**GOAL OF THE EXERCISE:** Print each line exactly as it is given.

**RECORDED INFORMATION:**
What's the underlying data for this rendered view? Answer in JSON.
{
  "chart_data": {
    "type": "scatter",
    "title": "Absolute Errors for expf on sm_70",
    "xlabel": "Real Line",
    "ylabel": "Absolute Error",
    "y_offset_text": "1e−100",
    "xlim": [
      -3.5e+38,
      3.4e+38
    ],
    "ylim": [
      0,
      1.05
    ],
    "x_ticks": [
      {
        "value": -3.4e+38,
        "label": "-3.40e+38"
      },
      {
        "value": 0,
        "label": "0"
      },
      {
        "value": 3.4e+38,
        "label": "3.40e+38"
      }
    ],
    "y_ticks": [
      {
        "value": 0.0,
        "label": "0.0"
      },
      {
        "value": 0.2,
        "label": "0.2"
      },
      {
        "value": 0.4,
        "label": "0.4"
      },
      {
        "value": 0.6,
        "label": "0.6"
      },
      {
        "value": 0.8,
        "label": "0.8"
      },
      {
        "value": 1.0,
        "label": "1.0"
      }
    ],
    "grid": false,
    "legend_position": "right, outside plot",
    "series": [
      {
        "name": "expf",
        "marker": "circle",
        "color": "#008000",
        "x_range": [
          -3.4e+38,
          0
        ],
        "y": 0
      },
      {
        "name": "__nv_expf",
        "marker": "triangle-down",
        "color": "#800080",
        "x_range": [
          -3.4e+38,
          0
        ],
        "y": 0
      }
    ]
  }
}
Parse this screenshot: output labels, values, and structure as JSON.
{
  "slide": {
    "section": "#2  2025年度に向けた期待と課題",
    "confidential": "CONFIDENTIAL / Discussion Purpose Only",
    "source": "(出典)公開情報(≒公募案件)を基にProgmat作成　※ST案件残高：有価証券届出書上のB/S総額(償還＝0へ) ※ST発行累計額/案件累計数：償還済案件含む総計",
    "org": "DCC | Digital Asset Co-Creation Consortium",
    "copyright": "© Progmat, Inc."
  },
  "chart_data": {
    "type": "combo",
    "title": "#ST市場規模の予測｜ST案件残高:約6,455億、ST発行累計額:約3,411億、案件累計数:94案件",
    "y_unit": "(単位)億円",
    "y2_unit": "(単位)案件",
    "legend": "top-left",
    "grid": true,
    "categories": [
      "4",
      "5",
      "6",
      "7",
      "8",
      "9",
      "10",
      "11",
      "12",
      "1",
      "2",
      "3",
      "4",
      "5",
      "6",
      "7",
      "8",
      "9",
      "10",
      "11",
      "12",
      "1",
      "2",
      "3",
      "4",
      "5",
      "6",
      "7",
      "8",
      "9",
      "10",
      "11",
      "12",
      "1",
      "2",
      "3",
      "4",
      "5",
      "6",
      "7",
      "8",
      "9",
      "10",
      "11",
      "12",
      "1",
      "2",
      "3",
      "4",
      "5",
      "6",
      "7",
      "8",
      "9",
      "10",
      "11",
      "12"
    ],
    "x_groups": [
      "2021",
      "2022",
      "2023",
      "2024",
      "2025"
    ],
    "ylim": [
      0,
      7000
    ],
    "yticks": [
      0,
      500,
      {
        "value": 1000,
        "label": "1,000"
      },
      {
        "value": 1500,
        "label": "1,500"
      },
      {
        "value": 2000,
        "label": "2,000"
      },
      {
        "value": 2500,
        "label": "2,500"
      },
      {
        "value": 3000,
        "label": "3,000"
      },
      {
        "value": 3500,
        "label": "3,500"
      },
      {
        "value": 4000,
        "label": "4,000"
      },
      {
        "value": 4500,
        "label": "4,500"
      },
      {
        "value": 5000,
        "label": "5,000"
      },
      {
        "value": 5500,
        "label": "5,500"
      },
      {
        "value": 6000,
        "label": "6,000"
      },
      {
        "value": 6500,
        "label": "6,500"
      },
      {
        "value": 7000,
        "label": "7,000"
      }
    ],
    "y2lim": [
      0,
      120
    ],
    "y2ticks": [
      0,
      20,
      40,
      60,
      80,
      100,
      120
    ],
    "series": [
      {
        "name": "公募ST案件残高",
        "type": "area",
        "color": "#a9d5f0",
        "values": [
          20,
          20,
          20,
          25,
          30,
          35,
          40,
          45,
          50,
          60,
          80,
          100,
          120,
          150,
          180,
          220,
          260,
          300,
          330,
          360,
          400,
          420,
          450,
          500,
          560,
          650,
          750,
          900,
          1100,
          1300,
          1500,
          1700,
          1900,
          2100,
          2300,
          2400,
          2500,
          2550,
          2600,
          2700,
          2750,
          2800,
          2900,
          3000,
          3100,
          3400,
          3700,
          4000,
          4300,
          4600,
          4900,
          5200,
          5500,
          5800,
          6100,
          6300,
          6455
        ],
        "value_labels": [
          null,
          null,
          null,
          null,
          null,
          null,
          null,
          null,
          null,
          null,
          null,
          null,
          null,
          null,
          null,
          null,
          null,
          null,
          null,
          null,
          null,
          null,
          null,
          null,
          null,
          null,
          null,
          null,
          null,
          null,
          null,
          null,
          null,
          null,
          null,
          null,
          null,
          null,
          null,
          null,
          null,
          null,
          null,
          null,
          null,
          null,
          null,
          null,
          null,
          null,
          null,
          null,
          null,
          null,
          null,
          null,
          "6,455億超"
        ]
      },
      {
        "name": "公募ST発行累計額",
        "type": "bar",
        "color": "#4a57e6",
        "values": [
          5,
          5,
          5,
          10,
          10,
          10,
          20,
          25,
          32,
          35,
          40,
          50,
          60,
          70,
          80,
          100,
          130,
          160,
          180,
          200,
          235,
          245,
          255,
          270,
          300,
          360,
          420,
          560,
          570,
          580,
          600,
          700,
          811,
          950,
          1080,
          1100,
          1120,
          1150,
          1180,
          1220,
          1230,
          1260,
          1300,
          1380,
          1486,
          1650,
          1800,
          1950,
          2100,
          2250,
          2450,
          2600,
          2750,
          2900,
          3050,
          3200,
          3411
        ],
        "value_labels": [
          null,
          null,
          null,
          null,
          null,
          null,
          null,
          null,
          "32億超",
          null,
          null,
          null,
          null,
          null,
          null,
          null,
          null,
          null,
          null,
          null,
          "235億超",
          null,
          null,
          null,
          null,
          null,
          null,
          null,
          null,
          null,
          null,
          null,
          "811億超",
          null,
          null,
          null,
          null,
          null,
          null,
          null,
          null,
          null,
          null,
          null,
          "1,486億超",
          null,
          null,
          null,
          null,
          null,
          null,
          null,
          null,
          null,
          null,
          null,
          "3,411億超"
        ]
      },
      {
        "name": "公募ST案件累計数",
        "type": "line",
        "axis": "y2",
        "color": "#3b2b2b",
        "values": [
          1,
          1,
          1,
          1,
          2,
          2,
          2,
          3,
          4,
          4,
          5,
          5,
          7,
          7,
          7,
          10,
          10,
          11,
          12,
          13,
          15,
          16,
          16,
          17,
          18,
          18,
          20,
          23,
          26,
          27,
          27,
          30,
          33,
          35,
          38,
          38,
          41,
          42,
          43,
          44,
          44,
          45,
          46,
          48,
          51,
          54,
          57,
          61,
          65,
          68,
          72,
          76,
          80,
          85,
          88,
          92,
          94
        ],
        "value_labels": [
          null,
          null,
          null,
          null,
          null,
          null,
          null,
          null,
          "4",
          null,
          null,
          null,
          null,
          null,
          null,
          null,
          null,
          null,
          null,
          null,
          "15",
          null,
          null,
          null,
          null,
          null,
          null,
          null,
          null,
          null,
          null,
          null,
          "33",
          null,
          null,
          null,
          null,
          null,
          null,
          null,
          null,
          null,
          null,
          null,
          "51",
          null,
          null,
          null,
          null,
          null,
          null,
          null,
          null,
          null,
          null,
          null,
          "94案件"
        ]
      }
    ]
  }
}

**CORRECT RESULT:**
What's the underlying data for this rendered view? Answer in JSON.
{
  "chart_data": {
    "type": "scatter",
    "title": "Absolute Errors for expf on sm_70",
    "xlabel": "Real Line",
    "ylabel": "Absolute Error",
    "y_offset_text": "1e−100",
    "xlim": [
      -3.5e+38,
      3.4e+38
    ],
    "ylim": [
      0,
      1.05
    ],
    "x_ticks": [
      {
        "value": -3.4e+38,
        "label": "-3.40e+38"
      },
      {
        "value": 0,
        "label": "0"
      },
      {
        "value": 3.4e+38,
        "label": "3.40e+38"
      }
    ],
    "y_ticks": [
      {
        "value": 0.0,
        "label": "0.0"
      },
      {
        "value": 0.2,
        "label": "0.2"
      },
      {
        "value": 0.4,
        "label": "0.4"
      },
      {
        "value": 0.6,
        "label": "0.6"
      },
      {
        "value": 0.8,
        "label": "0.8"
      },
      {
        "value": 1.0,
        "label": "1.0"
      }
    ],
    "grid": false,
    "legend_position": "right, outside plot",
    "series": [
      {
        "name": "expf",
        "marker": "circle",
        "color": "#008000",
        "x_range": [
          -3.4e+38,
          0
        ],
        "y": 0
      },
      {
        "name": "__nv_expf",
        "marker": "triangle-down",
        "color": "#800080",
        "x_range": [
          -3.4e+38,
          0
        ],
        "y": 0
      }
    ]
  }
}
Parse this screenshot: output labels, values, and structure as JSON.
{
  "slide": {
    "section": "#2  2025年度に向けた期待と課題",
    "confidential": "CONFIDENTIAL / Discussion Purpose Only",
    "source": "(出典)公開情報(≒公募案件)を基にProgmat作成　※ST案件残高：有価証券届出書上のB/S総額(償還＝0へ) ※ST発行累計額/案件累計数：償還済案件含む総計",
    "org": "DCC | Digital Asset Co-Creation Consortium",
    "copyright": "© Progmat, Inc."
  },
  "chart_data": {
    "type": "combo",
    "title": "#ST市場規模の予測｜ST案件残高:約6,455億、ST発行累計額:約3,411億、案件累計数:94案件",
    "y_unit": "(単位)億円",
    "y2_unit": "(単位)案件",
    "legend": "top-left",
    "grid": true,
    "categories": [
      "4",
      "5",
      "6",
      "7",
      "8",
      "9",
      "10",
      "11",
      "12",
      "1",
      "2",
      "3",
      "4",
      "5",
      "6",
      "7",
      "8",
      "9",
      "10",
      "11",
      "12",
      "1",
      "2",
      "3",
      "4",
      "5",
      "6",
      "7",
      "8",
      "9",
      "10",
      "11",
      "12",
      "1",
      "2",
      "3",
      "4",
      "5",
      "6",
      "7",
      "8",
      "9",
      "10",
      "11",
      "12",
      "1",
      "2",
      "3",
      "4",
      "5",
      "6",
      "7",
      "8",
      "9",
      "10",
      "11",
      "12"
    ],
    "x_groups": [
      "2021",
      "2022",
      "2023",
      "2024",
      "2025"
    ],
    "ylim": [
      0,
      7000
    ],
    "yticks": [
      0,
      500,
      {
        "value": 1000,
        "label": "1,000"
      },
      {
        "value": 1500,
        "label": "1,500"
      },
      {
        "value": 2000,
        "label": "2,000"
      },
      {
        "value": 2500,
        "label": "2,500"
      },
      {
        "value": 3000,
        "label": "3,000"
      },
      {
        "value": 3500,
        "label": "3,500"
      },
      {
        "value": 4000,
        "label": "4,000"
      },
      {
        "value": 4500,
        "label": "4,500"
      },
      {
        "value": 5000,
        "label": "5,000"
      },
      {
        "value": 5500,
        "label": "5,500"
      },
      {
        "value": 6000,
        "label": "6,000"
      },
      {
        "value": 6500,
        "label": "6,500"
      },
      {
        "value": 7000,
        "label": "7,000"
      }
    ],
    "y2lim": [
      0,
      120
    ],
    "y2ticks": [
      0,
      20,
      40,
      60,
      80,
      100,
      120
    ],
    "series": [
      {
        "name": "公募ST案件残高",
        "type": "area",
        "color": "#a9d5f0",
        "values": [
          20,
          20,
          20,
          25,
          30,
          35,
          40,
          45,
          50,
          60,
          80,
          100,
          120,
          150,
          180,
          220,
          260,
          300,
          330,
          360,
          400,
          420,
          450,
          500,
          560,
          650,
          750,
          900,
          1100,
          1300,
          1500,
          1700,
          1900,
          2100,
          2300,
          2400,
          2500,
          2550,
          2600,
          2700,
          2750,
          2800,
          2900,
          3000,
          3100,
          3400,
          3700,
          4000,
          4300,
          4600,
          4900,
          5200,
          5500,
          5800,
          6100,
          6300,
          6455
        ],
        "value_labels": [
          null,
          null,
          null,
          null,
          null,
          null,
          null,
          null,
          null,
          null,
          null,
          null,
          null,
          null,
          null,
          null,
          null,
          null,
          null,
          null,
          null,
          null,
          null,
          null,
          null,
          null,
          null,
          null,
          null,
          null,
          null,
          null,
          null,
          null,
          null,
          null,
          null,
          null,
          null,
          null,
          null,
          null,
          null,
          null,
          null,
          null,
          null,
          null,
          null,
          null,
          null,
          null,
          null,
          null,
          null,
          null,
          "6,455億超"
        ]
      },
      {
        "name": "公募ST発行累計額",
        "type": "bar",
        "color": "#4a57e6",
        "values": [
          5,
          5,
          5,
          10,
          10,
          10,
          20,
          25,
          32,
          35,
          40,
          50,
          60,
          70,
          80,
          100,
          130,
          160,
          180,
          200,
          235,
          245,
          255,
          270,
          300,
          360,
          420,
          560,
          570,
          580,
          600,
          700,
          811,
          950,
          1080,
          1100,
          1120,
          1150,
          1180,
          1220,
          1230,
          1260,
          1300,
          1380,
          1486,
          1650,
          1800,
          1950,
          2100,
          2250,
          2450,
          2600,
          2750,
          2900,
          3050,
          3200,
          3411
        ],
        "value_labels": [
          null,
          null,
          null,
          null,
          null,
          null,
          null,
          null,
          "32億超",
          null,
          null,
          null,
          null,
          null,
          null,
          null,
          null,
          null,
          null,
          null,
          "235億超",
          null,
          null,
          null,
          null,
          null,
          null,
          null,
          null,
          null,
          null,
          null,
          "811億超",
          null,
          null,
          null,
          null,
          null,
          null,
          null,
          null,
          null,
          null,
          null,
          "1,486億超",
          null,
          null,
          null,
          null,
          null,
          null,
          null,
          null,
          null,
          null,
          null,
          "3,411億超"
        ]
      },
      {
        "name": "公募ST案件累計数",
        "type": "line",
        "axis": "y2",
        "color": "#3b2b2b",
        "values": [
          1,
          1,
          1,
          1,
          2,
          2,
          2,
          3,
          4,
          4,
          5,
          5,
          7,
          7,
          7,
          10,
          10,
          11,
          12,
          13,
          15,
          16,
          16,
          17,
          18,
          18,
          20,
          23,
          26,
          27,
          27,
          30,
          33,
          35,
          38,
          38,
          41,
          42,
          43,
          44,
          44,
          45,
          46,
          48,
          51,
          54,
          57,
          61,
          65,
          68,
          72,
          76,
          80,
          85,
          88,
          92,
          94
        ],
        "value_labels": [
          null,
          null,
          null,
          null,
          null,
          null,
          null,
          null,
          "4",
          null,
          null,
          null,
          null,
          null,
          null,
          null,
          null,
          null,
          null,
          null,
          "15",
          null,
          null,
          null,
          null,
          null,
          null,
          null,
          null,
          null,
          null,
          null,
          "33",
          null,
          null,
          null,
          null,
          null,
          null,
          null,
          null,
          null,
          null,
          null,
          "51",
          null,
          null,
          null,
          null,
          null,
          null,
          null,
          null,
          null,
          null,
          null,
          "94案件"
        ]
      }
    ]
  }
}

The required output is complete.